• **STORED DATA**:
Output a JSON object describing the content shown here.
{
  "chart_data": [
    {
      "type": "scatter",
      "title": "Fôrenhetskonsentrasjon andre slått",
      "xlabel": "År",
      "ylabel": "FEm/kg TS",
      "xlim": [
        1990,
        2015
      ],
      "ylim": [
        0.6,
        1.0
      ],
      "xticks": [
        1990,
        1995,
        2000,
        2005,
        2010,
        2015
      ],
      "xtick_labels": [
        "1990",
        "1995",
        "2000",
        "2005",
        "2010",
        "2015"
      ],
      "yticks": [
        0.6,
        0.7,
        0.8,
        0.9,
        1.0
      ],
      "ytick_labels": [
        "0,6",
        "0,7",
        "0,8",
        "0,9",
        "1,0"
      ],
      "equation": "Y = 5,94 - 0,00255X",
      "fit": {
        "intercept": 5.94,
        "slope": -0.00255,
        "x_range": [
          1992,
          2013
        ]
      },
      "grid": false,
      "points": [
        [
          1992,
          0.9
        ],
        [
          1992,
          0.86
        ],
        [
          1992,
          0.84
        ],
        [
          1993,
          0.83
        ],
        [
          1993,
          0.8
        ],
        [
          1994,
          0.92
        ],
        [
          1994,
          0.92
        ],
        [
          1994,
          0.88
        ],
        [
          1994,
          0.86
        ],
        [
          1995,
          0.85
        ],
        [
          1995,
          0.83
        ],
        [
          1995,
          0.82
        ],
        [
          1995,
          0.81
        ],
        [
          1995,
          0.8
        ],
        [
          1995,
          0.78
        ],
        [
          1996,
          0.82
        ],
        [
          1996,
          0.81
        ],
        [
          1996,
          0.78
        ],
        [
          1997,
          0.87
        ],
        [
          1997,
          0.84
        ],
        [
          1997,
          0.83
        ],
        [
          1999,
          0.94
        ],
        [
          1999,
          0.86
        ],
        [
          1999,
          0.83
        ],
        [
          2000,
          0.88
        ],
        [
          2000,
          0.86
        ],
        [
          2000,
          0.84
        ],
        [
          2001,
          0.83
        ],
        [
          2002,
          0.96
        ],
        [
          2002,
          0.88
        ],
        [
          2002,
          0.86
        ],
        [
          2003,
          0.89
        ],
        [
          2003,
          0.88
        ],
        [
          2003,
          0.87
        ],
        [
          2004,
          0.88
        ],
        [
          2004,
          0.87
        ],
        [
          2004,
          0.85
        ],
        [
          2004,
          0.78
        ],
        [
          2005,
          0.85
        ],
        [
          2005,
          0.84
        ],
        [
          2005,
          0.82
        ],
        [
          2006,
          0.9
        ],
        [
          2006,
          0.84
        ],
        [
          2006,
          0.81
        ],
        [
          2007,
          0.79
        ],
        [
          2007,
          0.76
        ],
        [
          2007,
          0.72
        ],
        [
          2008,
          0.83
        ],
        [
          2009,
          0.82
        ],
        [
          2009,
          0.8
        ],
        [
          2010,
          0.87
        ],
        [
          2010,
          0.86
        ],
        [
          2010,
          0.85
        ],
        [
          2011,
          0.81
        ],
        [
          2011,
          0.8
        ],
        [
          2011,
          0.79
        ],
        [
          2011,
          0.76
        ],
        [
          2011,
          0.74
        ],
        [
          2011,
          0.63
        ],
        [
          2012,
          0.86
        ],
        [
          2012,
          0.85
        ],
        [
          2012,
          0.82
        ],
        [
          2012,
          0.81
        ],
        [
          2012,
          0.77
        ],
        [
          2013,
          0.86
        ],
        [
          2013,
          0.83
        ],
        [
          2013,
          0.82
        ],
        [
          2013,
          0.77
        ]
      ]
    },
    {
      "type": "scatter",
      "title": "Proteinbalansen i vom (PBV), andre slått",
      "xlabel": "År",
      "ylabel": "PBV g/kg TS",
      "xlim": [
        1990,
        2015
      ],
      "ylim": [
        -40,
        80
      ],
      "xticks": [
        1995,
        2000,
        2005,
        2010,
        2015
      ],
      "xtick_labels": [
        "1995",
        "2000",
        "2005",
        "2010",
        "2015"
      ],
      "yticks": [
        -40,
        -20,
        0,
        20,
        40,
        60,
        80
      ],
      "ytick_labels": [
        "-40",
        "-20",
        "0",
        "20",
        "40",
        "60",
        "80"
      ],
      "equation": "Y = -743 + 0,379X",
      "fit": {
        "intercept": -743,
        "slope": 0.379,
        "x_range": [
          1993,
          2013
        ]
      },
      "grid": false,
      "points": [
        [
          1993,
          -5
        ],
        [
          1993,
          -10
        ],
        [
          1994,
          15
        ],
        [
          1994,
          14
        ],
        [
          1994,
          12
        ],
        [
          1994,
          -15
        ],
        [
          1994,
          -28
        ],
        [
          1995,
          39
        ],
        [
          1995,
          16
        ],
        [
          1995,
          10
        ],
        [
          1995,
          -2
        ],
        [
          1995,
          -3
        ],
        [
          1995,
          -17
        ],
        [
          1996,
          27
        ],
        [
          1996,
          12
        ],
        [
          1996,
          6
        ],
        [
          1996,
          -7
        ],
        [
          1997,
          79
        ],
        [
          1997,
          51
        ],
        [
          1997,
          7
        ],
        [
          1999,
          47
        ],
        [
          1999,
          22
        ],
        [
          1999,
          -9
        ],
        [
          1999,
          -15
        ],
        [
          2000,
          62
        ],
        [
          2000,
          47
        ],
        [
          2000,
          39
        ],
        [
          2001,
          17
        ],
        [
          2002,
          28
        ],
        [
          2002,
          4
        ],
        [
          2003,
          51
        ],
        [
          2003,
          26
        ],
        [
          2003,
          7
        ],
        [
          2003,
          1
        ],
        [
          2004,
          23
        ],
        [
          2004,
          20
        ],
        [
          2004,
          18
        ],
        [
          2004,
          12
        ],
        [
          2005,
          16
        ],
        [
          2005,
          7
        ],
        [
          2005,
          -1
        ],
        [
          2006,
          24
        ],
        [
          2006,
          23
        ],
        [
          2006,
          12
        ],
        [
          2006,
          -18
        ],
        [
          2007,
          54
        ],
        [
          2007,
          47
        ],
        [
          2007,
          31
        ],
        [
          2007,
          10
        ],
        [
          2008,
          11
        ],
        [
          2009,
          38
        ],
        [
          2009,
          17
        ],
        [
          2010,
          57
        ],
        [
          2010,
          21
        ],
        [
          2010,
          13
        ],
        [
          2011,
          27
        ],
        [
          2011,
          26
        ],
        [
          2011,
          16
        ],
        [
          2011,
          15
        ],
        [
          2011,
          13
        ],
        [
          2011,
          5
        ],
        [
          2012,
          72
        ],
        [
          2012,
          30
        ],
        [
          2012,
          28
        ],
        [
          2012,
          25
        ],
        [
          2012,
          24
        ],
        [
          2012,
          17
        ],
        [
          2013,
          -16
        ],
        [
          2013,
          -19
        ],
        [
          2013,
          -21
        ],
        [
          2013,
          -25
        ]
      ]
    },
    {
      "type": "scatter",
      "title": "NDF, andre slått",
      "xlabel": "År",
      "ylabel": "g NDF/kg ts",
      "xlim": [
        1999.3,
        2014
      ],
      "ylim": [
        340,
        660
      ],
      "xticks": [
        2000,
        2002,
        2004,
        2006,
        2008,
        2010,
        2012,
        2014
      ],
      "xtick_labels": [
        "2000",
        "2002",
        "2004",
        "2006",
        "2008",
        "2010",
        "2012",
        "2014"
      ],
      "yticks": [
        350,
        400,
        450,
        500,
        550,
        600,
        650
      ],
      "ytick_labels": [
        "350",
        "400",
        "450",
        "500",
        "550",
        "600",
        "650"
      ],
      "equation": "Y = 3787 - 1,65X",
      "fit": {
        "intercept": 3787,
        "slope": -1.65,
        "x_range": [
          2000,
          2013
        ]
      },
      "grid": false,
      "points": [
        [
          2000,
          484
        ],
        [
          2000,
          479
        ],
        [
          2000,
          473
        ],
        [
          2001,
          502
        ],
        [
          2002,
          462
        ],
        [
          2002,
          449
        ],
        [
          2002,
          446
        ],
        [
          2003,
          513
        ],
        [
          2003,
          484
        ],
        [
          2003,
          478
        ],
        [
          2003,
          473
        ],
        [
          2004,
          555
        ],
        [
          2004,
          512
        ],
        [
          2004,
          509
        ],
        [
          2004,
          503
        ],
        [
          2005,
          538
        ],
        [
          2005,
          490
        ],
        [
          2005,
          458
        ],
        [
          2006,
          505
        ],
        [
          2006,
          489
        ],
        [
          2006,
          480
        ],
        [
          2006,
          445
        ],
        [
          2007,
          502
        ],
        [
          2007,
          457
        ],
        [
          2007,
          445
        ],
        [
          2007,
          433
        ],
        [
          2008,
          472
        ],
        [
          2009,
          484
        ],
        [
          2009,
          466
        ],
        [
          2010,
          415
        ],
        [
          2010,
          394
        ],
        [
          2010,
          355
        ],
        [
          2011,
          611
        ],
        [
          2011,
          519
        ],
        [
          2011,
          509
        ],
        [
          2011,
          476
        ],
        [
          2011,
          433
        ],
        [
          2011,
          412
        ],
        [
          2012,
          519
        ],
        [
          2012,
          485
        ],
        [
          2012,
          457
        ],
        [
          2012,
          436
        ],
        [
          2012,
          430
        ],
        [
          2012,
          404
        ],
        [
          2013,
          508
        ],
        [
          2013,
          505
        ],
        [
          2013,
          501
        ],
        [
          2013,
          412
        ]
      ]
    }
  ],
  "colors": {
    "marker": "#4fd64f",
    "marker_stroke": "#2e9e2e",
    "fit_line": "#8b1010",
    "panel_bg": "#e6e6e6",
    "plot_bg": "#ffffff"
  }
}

• **PROMPT**: Set apart and copy each line of the records that holds the word "ylabel".

• **COMPLETED TASK**:
      "ylabel": "FEm/kg TS",
      "ylabel": "PBV g/kg TS",
      "ylabel": "g NDF/kg ts",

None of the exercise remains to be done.